• [TASK SET]
1. Reproduce the passage on biaxial eminence fractures word for word, between "Biaxial eminence fractures" and "may be overrepresented.", inclusive.
2. How might the passage on biaxial eminence fractures go on? Extend it, starting after its final sentence.

Biaxial eminence fractures affect only the palmar or plantar aspect of the pastern joint. Their most distal extent may approach the navicular apparatus. They result in substantial palmar/plantar instability. The medial and lateral eminences are often separated by a sagittal or parasagittal fracture. The horses present as acute onset, and severe lameness, accompanied by instability of the digit. Localizing signs include mild to moderate soft-tissue swelling in conjunction with pain and instability of the pastern region. All breeds can be affected, but horses engaged in Western performance activities may be overrepresented.

[Dataset entries]
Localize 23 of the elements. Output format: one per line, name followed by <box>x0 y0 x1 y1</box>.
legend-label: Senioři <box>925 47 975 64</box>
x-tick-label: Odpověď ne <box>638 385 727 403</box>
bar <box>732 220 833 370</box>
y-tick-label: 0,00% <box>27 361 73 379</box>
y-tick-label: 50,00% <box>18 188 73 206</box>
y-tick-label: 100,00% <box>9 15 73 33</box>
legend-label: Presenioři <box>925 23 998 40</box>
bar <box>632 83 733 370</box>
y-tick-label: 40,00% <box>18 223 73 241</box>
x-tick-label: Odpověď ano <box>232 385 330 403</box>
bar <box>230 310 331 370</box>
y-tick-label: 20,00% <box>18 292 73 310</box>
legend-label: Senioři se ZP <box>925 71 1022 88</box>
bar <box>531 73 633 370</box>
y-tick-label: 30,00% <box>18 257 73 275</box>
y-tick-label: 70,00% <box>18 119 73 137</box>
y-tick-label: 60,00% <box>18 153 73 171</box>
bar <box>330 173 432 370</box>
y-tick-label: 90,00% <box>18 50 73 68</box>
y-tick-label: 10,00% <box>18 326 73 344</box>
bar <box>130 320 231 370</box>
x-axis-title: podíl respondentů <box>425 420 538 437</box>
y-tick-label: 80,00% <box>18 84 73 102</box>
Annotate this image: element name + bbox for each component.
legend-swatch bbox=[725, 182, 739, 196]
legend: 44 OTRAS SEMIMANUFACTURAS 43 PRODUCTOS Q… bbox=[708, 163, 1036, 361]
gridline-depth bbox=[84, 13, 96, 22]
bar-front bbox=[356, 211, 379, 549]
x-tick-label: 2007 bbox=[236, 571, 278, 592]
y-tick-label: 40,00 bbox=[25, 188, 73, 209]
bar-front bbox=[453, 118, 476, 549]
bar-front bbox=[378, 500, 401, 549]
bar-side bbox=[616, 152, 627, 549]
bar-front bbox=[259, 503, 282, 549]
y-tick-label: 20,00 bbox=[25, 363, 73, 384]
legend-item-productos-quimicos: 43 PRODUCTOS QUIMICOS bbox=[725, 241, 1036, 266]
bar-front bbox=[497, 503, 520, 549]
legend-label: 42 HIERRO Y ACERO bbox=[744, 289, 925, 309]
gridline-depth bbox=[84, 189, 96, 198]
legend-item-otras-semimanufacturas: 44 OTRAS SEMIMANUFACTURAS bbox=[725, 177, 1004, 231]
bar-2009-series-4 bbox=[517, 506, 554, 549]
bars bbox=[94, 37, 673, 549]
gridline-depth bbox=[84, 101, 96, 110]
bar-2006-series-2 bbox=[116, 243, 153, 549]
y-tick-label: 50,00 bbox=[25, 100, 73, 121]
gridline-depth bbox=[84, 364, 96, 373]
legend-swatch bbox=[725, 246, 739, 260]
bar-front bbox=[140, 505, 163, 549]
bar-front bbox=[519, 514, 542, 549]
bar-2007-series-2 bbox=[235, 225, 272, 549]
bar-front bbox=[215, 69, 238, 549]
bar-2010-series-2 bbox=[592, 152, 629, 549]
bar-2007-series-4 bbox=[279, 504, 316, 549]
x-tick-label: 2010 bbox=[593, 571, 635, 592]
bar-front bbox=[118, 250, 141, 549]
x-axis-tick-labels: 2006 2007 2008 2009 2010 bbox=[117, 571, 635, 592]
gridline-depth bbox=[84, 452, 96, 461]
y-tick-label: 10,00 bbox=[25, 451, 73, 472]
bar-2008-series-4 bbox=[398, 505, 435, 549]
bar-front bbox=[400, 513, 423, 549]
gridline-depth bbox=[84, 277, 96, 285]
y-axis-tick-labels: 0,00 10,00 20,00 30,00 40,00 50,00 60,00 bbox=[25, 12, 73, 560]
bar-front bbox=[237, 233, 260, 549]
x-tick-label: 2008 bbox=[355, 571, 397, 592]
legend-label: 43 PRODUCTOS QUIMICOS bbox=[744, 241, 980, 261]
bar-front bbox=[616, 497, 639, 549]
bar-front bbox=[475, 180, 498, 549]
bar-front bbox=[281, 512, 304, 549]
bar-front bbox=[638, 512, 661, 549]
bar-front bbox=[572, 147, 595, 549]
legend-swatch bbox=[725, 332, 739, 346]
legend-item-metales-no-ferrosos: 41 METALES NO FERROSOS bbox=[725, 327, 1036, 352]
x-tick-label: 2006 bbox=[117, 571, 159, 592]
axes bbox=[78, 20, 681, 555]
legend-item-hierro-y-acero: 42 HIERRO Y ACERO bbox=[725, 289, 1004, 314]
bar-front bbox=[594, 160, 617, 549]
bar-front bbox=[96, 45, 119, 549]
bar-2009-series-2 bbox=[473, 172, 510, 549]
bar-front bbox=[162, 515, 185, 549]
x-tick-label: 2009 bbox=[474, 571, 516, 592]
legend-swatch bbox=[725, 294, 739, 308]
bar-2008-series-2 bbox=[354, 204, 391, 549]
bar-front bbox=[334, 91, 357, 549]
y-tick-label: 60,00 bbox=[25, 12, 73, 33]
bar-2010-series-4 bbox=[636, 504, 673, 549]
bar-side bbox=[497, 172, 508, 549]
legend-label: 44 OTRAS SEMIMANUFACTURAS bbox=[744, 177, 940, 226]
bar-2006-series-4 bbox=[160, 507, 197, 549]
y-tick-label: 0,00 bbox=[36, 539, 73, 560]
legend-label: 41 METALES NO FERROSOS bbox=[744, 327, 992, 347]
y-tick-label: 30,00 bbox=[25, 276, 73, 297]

• [TASK-BY-TASK ANSWERS]
1.
Biaxial eminence fractures affect only the palmar or plantar aspect of the pastern joint. Their most distal extent may approach the navicular apparatus. They result in substantial palmar/plantar instability. The medial and lateral eminences are often separated by a sagittal or parasagittal fracture. The horses present as acute onset, and severe lameness, accompanied by instability of the digit. Localizing signs include mild to moderate soft-tissue swelling in conjunction with pain and instability of the pastern region. All breeds can be affected, but horses engaged in Western performance activities may be overrepresented.

2.
General considerations - Fractures of the middle phalanx
Degenerative disease of the proximal interphalangeal joint as well as fractures of the middle phalanx are seen in most breeds of horses. However horses engaged in western performance activities seem predisposed to injuries involving the proximal interphalangeal joint, especially fractures of the middle phalanx, likely due to the bending and torsional forces generated during abrupt stops and changes in direction. Click here to read more about causes and diagnosis of these injuries.
Complete radiographic evaluation of the pastern region reveals biaxial eminence fracture fragments affecting the proximal palmar / plantar aspect of the middle phalanx. In addition, there may be varying degrees of malalignment and distal displacement of the proximal phalanx.